__Exercise objective__. Transcribe every entry word for word, leaving out all images.

Data entries:
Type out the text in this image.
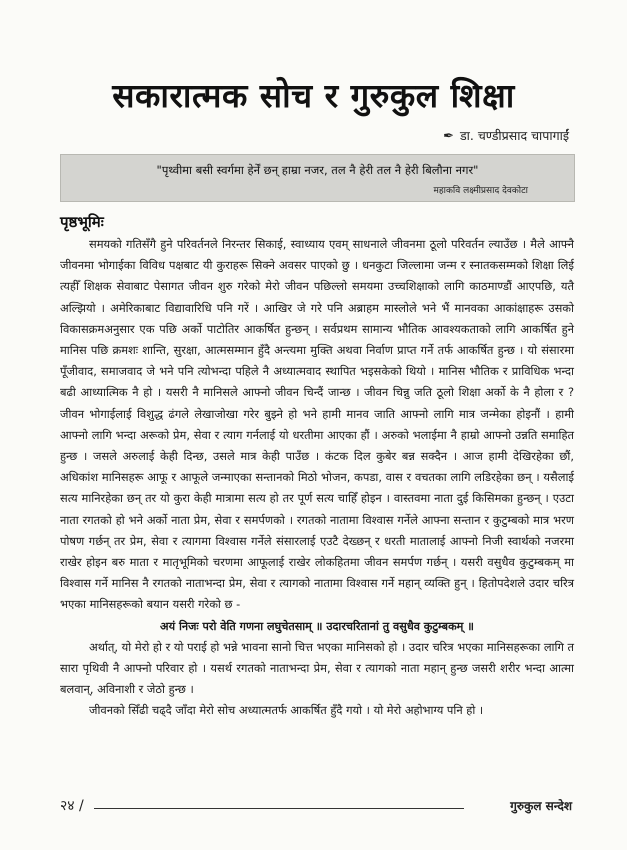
सकारात्मक सोच र गुरुकुल शिक्षा
✒ डा. चण्डीप्रसाद चापागाईं
"पृथ्वीमा बसी स्वर्गमा हेर्नें छन् हाम्रा नजर, तल नै हेरी तल नै हेरी बिलौना नगर"
महाकवि लक्ष्मीप्रसाद देवकोटा
पृष्ठभूमिः

समयको गतिसँगै हुने परिवर्तनले निरन्तर सिकाई, स्वाध्याय एवम् साधनाले जीवनमा ठूलो परिवर्तन ल्याउँछ । मैले आफ्नै जीवनमा भोगाईका विविध पक्षबाट यी कुराहरू सिक्ने अवसर पाएको छु । धनकुटा जिल्लामा जन्म र स्नातकसम्मको शिक्षा लिई त्यहीँ शिक्षक सेवाबाट पेसागत जीवन शुरु गरेको मेरो जीवन पछिल्लो समयमा उच्चशिक्षाको लागि काठमाण्डौं आएपछि, यतै अल्झियो । अमेरिकाबाट विद्यावारिधि पनि गरें । आखिर जे गरे पनि अब्राहम मास्लोले भने भैं मानवका आकांक्षाहरू उसको विकासक्रमअनुसार एक पछि अर्को पाटोतिर आकर्षित हुन्छन् । सर्वप्रथम सामान्य भौतिक आवश्यकताको लागि आकर्षित हुने मानिस पछि क्रमशः शान्ति, सुरक्षा, आत्मसम्मान हुँदै अन्त्यमा मुक्ति अथवा निर्वाण प्राप्त गर्ने तर्फ आकर्षित हुन्छ । यो संसारमा पूँजीवाद, समाजवाद जे भने पनि त्योभन्दा पहिले नै अध्यात्मवाद स्थापित भइसकेको थियो । मानिस भौतिक र प्राविधिक भन्दा बढी आध्यात्मिक नै हो । यसरी नै मानिसले आफ्नो जीवन चिन्दैं जान्छ । जीवन चिन्नु जति ठूलो शिक्षा अर्को के नै होला र ? जीवन भोगाईलाई विशुद्ध ढंगले लेखाजोखा गरेर बुझ्ने हो भने हामी मानव जाति आफ्नो लागि मात्र जन्मेका होइनौं । हामी आफ्नो लागि भन्दा अरूको प्रेम, सेवा र त्याग गर्नलाई यो धरतीमा आएका हौं । अरुको भलाईमा नै हाम्रो आफ्नो उन्नति समाहित हुन्छ । जसले अरुलाई केही दिन्छ, उसले मात्र केही पाउँछ । कंटक दिल कुबेर बन्न सक्दैन । आज हामी देखिरहेका छौं, अधिकांश मानिसहरू आफू र आफूले जन्माएका सन्तानको मिठो भोजन, कपडा, वास र वचतका लागि लडिरहेका छन् । यसैलाई सत्य मानिरहेका छन् तर यो कुरा केही मात्रामा सत्य हो तर पूर्ण सत्य चाहिँ होइन । वास्तवमा नाता दुई किसिमका हुन्छन् । एउटा नाता रगतको हो भने अर्को नाता प्रेम, सेवा र समर्पणको । रगतको नातामा विश्वास गर्नेले आफ्ना सन्तान र कुटुम्बको मात्र भरण पोषण गर्छन् तर प्रेम, सेवा र त्यागमा विश्वास गर्नेले संसारलाई एउटै देख्छन् र धरती मातालाई आफ्नो निजी स्वार्थको नजरमा राखेर होइन बरु माता र मातृभूमिको चरणमा आफूलाई राखेर लोकहितमा जीवन समर्पण गर्छन् । यसरी वसुधैव कुटुम्बकम् मा विश्वास गर्ने मानिस नै रगतको नाताभन्दा प्रेम, सेवा र त्यागको नातामा विश्वास गर्ने महान् व्यक्ति हुन् । हितोपदेशले उदार चरित्र भएका मानिसहरूको बयान यसरी गरेको छ -

अयं निजः परो वेति गणना लघुचेतसाम् ॥ उदारचरितानां तु वसुधैव कुटुम्बकम् ॥

अर्थात्, यो मेरो हो र यो पराई हो भन्ने भावना सानो चित्त भएका मानिसको हो । उदार चरित्र भएका मानिसहरूका लागि त सारा पृथिवी नै आफ्नो परिवार हो । यसर्थ रगतको नाताभन्दा प्रेम, सेवा र त्यागको नाता महान् हुन्छ जसरी शरीर भन्दा आत्मा बलवान्, अविनाशी र जेठो हुन्छ ।

जीवनको सिँढी चढ्दै जाँदा मेरो सोच अध्यात्मतर्फ आकर्षित हुँदै गयो । यो मेरो अहोभाग्य पनि हो ।

२४ /	गुरुकुल सन्देश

__Solved problem__.
Type out the text in this image.
सकारात्मक सोच र गुरुकुल शिक्षा
✒ डा. चण्डीप्रसाद चापागाईं
"पृथ्वीमा बसी स्वर्गमा हेर्नें छन् हाम्रा नजर, तल नै हेरी तल नै हेरी बिलौना नगर"
महाकवि लक्ष्मीप्रसाद देवकोटा
पृष्ठभूमिः

समयको गतिसँगै हुने परिवर्तनले निरन्तर सिकाई, स्वाध्याय एवम् साधनाले जीवनमा ठूलो परिवर्तन ल्याउँछ । मैले आफ्नै जीवनमा भोगाईका विविध पक्षबाट यी कुराहरू सिक्ने अवसर पाएको छु । धनकुटा जिल्लामा जन्म र स्नातकसम्मको शिक्षा लिई त्यहीँ शिक्षक सेवाबाट पेसागत जीवन शुरु गरेको मेरो जीवन पछिल्लो समयमा उच्चशिक्षाको लागि काठमाण्डौं आएपछि, यतै अल्झियो । अमेरिकाबाट विद्यावारिधि पनि गरें । आखिर जे गरे पनि अब्राहम मास्लोले भने भैं मानवका आकांक्षाहरू उसको विकासक्रमअनुसार एक पछि अर्को पाटोतिर आकर्षित हुन्छन् । सर्वप्रथम सामान्य भौतिक आवश्यकताको लागि आकर्षित हुने मानिस पछि क्रमशः शान्ति, सुरक्षा, आत्मसम्मान हुँदै अन्त्यमा मुक्ति अथवा निर्वाण प्राप्त गर्ने तर्फ आकर्षित हुन्छ । यो संसारमा पूँजीवाद, समाजवाद जे भने पनि त्योभन्दा पहिले नै अध्यात्मवाद स्थापित भइसकेको थियो । मानिस भौतिक र प्राविधिक भन्दा बढी आध्यात्मिक नै हो । यसरी नै मानिसले आफ्नो जीवन चिन्दैं जान्छ । जीवन चिन्नु जति ठूलो शिक्षा अर्को के नै होला र ? जीवन भोगाईलाई विशुद्ध ढंगले लेखाजोखा गरेर बुझ्ने हो भने हामी मानव जाति आफ्नो लागि मात्र जन्मेका होइनौं । हामी आफ्नो लागि भन्दा अरूको प्रेम, सेवा र त्याग गर्नलाई यो धरतीमा आएका हौं । अरुको भलाईमा नै हाम्रो आफ्नो उन्नति समाहित हुन्छ । जसले अरुलाई केही दिन्छ, उसले मात्र केही पाउँछ । कंटक दिल कुबेर बन्न सक्दैन । आज हामी देखिरहेका छौं, अधिकांश मानिसहरू आफू र आफूले जन्माएका सन्तानको मिठो भोजन, कपडा, वास र वचतका लागि लडिरहेका छन् । यसैलाई सत्य मानिरहेका छन् तर यो कुरा केही मात्रामा सत्य हो तर पूर्ण सत्य चाहिँ होइन । वास्तवमा नाता दुई किसिमका हुन्छन् । एउटा नाता रगतको हो भने अर्को नाता प्रेम, सेवा र समर्पणको । रगतको नातामा विश्वास गर्नेले आफ्ना सन्तान र कुटुम्बको मात्र भरण पोषण गर्छन् तर प्रेम, सेवा र त्यागमा विश्वास गर्नेले संसारलाई एउटै देख्छन् र धरती मातालाई आफ्नो निजी स्वार्थको नजरमा राखेर होइन बरु माता र मातृभूमिको चरणमा आफूलाई राखेर लोकहितमा जीवन समर्पण गर्छन् । यसरी वसुधैव कुटुम्बकम् मा विश्वास गर्ने मानिस नै रगतको नाताभन्दा प्रेम, सेवा र त्यागको नातामा विश्वास गर्ने महान् व्यक्ति हुन् । हितोपदेशले उदार चरित्र भएका मानिसहरूको बयान यसरी गरेको छ -

अयं निजः परो वेति गणना लघुचेतसाम् ॥ उदारचरितानां तु वसुधैव कुटुम्बकम् ॥

अर्थात्, यो मेरो हो र यो पराई हो भन्ने भावना सानो चित्त भएका मानिसको हो । उदार चरित्र भएका मानिसहरूका लागि त सारा पृथिवी नै आफ्नो परिवार हो । यसर्थ रगतको नाताभन्दा प्रेम, सेवा र त्यागको नाता महान् हुन्छ जसरी शरीर भन्दा आत्मा बलवान्, अविनाशी र जेठो हुन्छ ।

जीवनको सिँढी चढ्दै जाँदा मेरो सोच अध्यात्मतर्फ आकर्षित हुँदै गयो । यो मेरो अहोभाग्य पनि हो ।

२४ /	गुरुकुल सन्देश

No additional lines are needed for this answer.